[A block of data]

%%

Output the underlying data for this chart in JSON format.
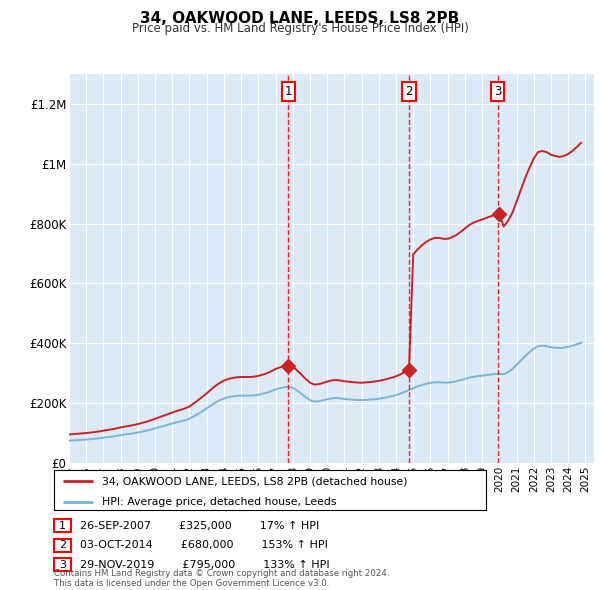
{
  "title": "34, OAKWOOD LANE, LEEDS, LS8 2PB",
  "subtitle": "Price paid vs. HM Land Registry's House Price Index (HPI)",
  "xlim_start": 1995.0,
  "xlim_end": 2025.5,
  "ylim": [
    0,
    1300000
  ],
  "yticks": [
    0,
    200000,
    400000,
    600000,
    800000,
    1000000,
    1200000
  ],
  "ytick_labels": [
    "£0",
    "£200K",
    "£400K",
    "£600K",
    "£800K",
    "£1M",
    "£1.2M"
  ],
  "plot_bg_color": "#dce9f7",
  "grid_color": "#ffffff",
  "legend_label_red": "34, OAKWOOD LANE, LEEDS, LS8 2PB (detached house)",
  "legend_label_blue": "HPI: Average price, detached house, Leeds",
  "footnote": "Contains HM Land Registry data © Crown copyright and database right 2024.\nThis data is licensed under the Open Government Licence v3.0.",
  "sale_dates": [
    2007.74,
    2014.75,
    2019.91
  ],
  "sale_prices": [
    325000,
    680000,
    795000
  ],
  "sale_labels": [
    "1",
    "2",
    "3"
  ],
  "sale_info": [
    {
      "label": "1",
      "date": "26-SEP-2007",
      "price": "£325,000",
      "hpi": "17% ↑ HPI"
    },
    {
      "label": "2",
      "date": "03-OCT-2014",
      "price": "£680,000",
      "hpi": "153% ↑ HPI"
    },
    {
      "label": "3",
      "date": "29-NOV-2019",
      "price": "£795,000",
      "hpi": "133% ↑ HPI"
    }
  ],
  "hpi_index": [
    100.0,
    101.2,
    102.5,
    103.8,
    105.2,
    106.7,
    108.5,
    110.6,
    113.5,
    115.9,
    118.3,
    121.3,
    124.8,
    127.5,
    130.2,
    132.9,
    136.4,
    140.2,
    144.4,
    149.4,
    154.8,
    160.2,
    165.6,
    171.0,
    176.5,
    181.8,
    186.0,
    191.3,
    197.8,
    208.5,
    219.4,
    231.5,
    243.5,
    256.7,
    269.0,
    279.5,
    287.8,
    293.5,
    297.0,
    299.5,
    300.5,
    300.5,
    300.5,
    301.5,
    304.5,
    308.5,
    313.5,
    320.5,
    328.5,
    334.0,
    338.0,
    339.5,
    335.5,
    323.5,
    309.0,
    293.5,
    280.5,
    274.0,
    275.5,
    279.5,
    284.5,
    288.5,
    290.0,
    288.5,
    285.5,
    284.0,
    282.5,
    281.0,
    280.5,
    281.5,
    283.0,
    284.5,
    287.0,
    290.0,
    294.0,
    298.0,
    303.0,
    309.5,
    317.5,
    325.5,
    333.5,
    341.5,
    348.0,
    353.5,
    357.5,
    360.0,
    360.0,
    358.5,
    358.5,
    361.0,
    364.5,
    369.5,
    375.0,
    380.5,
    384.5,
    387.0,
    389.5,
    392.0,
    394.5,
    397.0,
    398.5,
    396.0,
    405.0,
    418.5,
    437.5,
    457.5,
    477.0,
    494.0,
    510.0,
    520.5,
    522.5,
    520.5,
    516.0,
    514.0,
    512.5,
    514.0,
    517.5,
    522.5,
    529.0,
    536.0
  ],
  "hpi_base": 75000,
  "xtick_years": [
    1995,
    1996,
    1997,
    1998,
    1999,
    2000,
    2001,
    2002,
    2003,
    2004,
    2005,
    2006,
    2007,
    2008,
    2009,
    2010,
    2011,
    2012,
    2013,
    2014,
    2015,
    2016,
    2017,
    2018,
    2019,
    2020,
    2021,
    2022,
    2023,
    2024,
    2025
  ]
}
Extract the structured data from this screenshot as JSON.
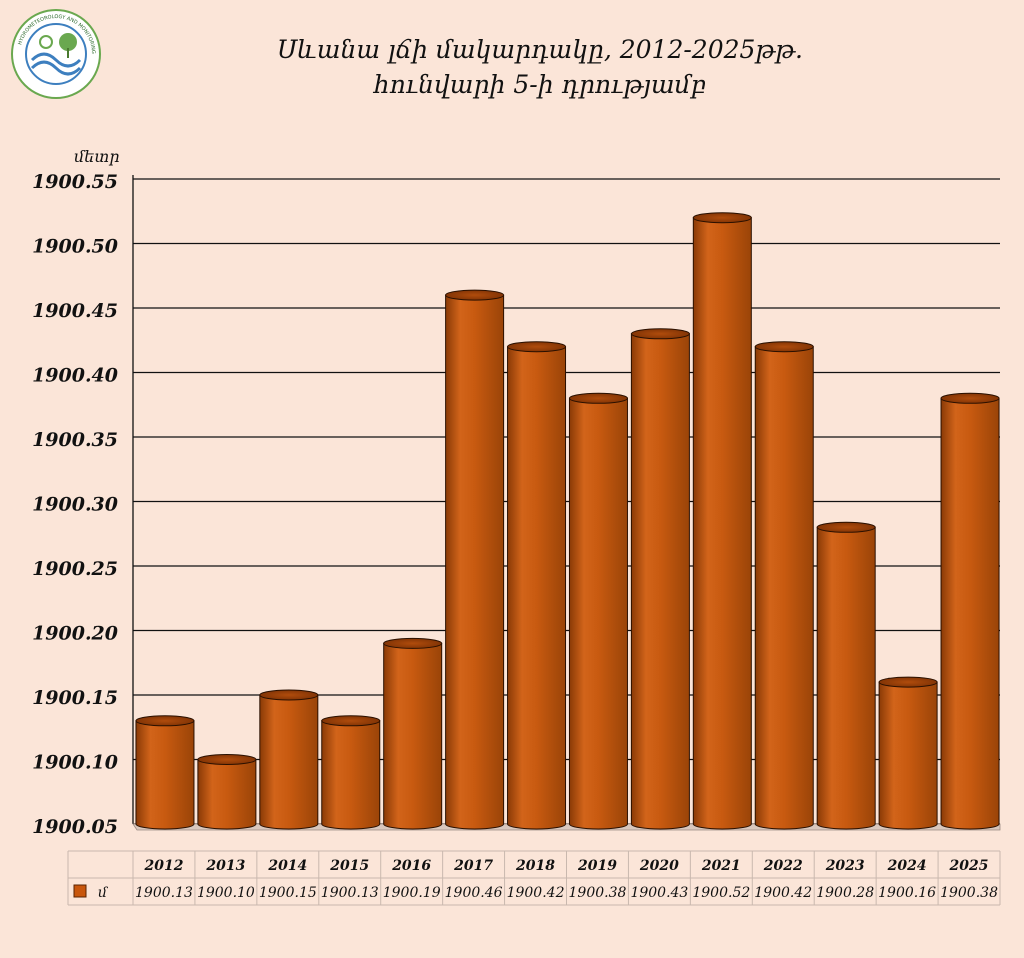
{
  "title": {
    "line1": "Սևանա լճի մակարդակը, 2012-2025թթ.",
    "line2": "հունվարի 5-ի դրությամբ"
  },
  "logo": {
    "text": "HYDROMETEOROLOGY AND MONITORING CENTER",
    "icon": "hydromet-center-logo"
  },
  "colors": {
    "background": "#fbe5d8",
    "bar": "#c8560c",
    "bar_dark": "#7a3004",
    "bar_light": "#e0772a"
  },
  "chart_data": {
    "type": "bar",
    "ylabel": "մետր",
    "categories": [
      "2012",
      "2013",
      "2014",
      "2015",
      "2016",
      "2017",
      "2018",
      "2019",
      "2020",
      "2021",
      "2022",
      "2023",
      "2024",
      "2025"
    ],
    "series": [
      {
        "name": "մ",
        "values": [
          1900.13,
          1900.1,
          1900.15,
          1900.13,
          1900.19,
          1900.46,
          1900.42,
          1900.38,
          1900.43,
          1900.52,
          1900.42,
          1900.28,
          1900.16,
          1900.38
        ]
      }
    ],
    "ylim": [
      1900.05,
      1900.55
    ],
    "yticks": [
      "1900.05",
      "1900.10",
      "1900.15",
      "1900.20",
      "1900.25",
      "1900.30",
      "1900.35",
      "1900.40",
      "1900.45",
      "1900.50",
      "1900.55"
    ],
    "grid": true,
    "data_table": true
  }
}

%%
%%

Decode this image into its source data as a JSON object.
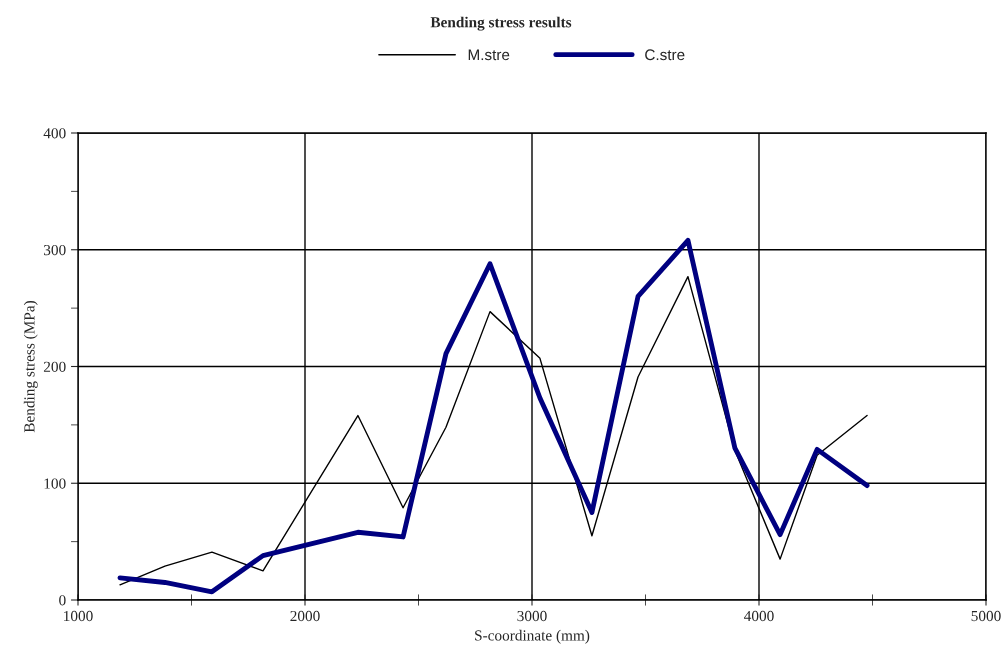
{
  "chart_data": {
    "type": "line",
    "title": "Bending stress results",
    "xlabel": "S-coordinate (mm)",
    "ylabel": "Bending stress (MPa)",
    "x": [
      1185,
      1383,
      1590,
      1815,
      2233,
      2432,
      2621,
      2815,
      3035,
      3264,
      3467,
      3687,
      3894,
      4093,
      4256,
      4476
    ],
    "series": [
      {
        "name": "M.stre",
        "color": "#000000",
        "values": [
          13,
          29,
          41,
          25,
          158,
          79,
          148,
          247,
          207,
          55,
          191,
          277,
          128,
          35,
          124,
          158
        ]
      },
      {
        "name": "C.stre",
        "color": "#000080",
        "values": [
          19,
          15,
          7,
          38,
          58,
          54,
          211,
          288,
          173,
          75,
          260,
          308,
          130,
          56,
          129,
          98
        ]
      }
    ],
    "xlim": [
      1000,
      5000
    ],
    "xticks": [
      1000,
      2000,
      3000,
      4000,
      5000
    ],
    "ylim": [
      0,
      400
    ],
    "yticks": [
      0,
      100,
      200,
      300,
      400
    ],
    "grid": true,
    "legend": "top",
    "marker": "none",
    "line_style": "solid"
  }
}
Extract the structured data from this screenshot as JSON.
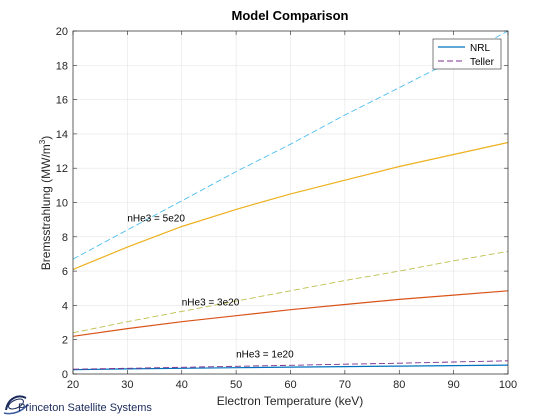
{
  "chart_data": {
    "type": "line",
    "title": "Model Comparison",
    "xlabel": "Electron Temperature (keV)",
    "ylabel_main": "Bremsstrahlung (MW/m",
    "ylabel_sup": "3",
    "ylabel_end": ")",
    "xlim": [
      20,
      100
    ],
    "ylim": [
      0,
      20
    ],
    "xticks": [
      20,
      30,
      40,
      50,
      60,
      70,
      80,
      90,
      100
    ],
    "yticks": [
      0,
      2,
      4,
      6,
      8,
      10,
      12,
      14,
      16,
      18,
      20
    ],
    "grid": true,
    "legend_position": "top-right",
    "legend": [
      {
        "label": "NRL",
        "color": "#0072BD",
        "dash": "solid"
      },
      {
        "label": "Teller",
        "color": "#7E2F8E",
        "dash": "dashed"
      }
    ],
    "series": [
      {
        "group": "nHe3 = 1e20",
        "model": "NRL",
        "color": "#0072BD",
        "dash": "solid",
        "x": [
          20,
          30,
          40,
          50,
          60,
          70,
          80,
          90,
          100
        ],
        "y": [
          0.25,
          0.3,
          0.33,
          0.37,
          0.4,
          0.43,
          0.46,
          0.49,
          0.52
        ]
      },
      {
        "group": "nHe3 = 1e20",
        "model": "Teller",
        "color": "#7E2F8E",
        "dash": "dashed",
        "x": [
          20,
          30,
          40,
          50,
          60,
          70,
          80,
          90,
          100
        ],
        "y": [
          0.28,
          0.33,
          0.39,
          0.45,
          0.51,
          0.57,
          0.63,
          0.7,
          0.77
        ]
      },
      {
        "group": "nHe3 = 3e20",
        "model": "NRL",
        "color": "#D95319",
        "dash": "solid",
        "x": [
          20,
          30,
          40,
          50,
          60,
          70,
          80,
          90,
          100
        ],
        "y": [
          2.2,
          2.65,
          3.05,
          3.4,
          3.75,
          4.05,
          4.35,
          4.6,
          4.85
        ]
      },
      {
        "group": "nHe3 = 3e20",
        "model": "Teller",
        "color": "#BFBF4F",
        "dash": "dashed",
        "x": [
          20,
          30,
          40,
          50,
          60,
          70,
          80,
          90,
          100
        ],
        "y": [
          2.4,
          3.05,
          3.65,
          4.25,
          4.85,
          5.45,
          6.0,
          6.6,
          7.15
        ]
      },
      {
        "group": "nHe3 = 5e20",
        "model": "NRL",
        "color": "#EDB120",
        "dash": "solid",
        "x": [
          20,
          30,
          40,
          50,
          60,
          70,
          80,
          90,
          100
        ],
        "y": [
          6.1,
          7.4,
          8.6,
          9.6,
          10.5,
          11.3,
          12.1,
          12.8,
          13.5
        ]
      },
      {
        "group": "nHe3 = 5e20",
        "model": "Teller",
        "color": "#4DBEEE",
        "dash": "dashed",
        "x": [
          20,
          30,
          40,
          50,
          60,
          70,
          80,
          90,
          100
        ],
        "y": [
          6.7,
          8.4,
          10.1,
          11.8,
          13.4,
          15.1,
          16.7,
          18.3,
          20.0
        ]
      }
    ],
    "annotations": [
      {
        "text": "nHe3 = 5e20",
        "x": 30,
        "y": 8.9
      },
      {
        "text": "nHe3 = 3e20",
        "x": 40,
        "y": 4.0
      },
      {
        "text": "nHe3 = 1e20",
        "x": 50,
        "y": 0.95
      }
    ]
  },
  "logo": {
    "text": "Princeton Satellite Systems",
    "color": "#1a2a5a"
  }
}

%%
%%

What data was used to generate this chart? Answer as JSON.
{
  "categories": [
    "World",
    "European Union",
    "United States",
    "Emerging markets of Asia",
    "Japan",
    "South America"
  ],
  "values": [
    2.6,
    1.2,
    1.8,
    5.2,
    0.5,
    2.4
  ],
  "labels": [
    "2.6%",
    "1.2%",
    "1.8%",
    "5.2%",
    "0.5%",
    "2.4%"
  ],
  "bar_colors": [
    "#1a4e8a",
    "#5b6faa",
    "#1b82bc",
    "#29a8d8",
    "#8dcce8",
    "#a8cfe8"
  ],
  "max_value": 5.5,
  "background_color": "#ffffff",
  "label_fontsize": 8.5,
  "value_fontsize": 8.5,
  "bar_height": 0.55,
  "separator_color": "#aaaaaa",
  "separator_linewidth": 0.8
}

%%

◆ **BRIEF**:
Among the records above, find each line holding the string "stress" and pull it out.

◆ **RIGHT ANSWER**:
    "title": "Bending stress results",
    "ylabel": "Bending stress (MPa)",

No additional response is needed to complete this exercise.